Task to carry out >> For the data below, report only the number of lines containing the string "ylabel".

Data entries for graphics
[start]

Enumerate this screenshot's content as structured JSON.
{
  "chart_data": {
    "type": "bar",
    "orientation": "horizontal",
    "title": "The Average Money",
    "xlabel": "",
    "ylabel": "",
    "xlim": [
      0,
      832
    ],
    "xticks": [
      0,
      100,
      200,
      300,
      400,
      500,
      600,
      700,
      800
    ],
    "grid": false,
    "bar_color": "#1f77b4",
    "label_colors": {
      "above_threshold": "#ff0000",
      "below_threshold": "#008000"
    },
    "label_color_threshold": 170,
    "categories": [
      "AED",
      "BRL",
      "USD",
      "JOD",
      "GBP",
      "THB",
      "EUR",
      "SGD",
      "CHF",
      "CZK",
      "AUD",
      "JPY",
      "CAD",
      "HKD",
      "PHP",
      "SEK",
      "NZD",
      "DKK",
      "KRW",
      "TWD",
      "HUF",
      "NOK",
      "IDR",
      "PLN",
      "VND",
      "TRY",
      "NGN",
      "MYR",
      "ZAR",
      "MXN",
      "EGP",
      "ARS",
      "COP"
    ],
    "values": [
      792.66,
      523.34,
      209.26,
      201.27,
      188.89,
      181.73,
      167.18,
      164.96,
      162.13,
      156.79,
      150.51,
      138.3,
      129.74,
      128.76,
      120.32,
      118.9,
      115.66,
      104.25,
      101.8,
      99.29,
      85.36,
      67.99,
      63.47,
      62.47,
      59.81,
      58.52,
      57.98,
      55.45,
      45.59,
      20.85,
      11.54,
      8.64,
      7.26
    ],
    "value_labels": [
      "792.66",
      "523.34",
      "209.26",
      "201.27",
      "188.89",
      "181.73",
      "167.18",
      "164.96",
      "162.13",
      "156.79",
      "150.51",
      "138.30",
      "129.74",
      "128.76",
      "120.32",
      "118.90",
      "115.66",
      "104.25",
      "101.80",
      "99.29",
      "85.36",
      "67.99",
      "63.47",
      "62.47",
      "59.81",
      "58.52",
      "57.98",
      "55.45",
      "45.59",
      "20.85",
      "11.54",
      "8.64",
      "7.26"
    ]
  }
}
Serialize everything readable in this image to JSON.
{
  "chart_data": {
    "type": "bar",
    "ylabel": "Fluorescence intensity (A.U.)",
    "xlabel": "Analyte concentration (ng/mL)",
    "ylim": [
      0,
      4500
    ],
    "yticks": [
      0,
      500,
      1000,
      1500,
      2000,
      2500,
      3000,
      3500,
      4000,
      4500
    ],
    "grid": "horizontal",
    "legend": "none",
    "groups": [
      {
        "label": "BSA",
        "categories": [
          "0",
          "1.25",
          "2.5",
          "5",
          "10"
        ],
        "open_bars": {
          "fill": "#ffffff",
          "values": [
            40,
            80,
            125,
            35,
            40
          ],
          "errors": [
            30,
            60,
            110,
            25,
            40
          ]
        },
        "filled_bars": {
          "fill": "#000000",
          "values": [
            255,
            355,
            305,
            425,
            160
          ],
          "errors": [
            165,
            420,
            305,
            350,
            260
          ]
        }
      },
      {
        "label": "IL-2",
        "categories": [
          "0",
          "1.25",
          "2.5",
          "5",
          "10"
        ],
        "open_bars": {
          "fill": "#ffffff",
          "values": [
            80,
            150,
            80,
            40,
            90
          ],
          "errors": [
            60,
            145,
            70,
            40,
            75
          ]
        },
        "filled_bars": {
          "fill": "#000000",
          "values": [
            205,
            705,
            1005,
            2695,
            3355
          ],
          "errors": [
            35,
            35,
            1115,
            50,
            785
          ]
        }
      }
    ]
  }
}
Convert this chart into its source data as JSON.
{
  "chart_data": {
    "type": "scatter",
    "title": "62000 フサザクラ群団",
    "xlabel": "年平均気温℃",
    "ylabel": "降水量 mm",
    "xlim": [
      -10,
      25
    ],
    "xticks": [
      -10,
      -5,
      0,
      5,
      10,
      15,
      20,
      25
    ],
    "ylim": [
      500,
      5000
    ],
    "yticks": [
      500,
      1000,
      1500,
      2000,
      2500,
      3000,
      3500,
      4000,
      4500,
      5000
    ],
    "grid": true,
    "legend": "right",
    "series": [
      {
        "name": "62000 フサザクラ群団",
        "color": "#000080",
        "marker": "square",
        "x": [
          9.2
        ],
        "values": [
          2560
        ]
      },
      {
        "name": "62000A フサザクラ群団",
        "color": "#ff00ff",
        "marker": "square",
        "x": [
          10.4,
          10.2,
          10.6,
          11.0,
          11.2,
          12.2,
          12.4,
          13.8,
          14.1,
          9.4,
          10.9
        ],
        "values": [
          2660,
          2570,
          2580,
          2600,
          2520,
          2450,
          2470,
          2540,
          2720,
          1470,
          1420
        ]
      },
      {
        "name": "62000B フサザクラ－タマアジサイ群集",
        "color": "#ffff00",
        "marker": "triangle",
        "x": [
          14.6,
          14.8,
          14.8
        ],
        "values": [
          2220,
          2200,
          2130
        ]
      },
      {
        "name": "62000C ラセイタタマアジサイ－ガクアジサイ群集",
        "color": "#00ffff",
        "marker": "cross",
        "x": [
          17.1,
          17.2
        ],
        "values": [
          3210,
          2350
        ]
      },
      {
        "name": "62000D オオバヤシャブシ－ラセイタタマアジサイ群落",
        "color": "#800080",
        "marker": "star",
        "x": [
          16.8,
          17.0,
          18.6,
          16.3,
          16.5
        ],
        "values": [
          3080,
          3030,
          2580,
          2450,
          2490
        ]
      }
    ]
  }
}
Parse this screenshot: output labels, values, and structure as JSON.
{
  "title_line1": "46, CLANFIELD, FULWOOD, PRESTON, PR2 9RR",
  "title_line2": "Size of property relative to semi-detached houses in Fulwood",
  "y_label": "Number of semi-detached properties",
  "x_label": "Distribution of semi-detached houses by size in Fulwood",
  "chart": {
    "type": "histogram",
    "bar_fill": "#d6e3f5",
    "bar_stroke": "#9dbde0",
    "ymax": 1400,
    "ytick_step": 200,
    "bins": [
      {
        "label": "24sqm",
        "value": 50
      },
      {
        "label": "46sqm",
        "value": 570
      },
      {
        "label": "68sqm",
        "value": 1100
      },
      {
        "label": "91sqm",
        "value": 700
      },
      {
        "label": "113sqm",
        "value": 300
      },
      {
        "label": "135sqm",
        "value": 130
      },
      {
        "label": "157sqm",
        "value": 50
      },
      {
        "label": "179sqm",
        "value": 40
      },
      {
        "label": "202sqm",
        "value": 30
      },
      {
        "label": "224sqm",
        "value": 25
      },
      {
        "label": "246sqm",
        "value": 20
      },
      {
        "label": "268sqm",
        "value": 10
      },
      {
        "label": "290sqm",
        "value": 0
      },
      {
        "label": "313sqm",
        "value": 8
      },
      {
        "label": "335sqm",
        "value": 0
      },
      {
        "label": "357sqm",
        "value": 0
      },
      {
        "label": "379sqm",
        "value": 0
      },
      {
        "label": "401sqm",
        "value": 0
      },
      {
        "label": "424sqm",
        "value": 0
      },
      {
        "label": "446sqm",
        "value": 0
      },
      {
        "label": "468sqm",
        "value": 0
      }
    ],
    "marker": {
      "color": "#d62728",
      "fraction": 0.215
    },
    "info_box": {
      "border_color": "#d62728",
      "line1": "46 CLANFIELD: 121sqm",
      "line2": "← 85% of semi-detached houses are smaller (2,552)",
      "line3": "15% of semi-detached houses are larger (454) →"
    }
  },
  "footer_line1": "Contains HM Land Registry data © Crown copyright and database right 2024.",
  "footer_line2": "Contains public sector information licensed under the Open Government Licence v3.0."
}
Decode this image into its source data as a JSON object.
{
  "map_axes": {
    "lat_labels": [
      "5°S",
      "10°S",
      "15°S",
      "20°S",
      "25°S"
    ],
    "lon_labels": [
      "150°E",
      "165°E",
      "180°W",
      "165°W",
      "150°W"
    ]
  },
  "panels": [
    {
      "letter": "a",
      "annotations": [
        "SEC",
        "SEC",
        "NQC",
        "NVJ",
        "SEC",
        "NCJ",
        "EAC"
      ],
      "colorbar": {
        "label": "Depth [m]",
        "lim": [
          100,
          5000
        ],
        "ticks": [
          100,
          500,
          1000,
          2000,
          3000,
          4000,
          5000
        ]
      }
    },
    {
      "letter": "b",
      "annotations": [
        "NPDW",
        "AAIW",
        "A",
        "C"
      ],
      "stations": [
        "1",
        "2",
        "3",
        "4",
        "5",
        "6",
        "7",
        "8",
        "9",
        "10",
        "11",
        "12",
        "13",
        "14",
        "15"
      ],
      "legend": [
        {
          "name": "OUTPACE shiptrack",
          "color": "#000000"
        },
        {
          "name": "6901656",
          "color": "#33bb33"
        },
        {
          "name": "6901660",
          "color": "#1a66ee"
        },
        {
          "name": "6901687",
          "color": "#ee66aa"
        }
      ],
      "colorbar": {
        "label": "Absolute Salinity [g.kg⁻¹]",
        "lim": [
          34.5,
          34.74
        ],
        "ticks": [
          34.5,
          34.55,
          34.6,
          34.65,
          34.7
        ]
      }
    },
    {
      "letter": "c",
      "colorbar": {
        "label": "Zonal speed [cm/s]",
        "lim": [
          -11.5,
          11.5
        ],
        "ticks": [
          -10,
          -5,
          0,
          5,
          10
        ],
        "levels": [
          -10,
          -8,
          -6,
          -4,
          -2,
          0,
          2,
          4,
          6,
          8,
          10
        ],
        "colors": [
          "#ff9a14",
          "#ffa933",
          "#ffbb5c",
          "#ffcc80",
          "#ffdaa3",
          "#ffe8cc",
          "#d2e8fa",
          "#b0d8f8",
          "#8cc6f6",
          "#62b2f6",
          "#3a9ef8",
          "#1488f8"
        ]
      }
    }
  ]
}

[end]

Solved problem >> 3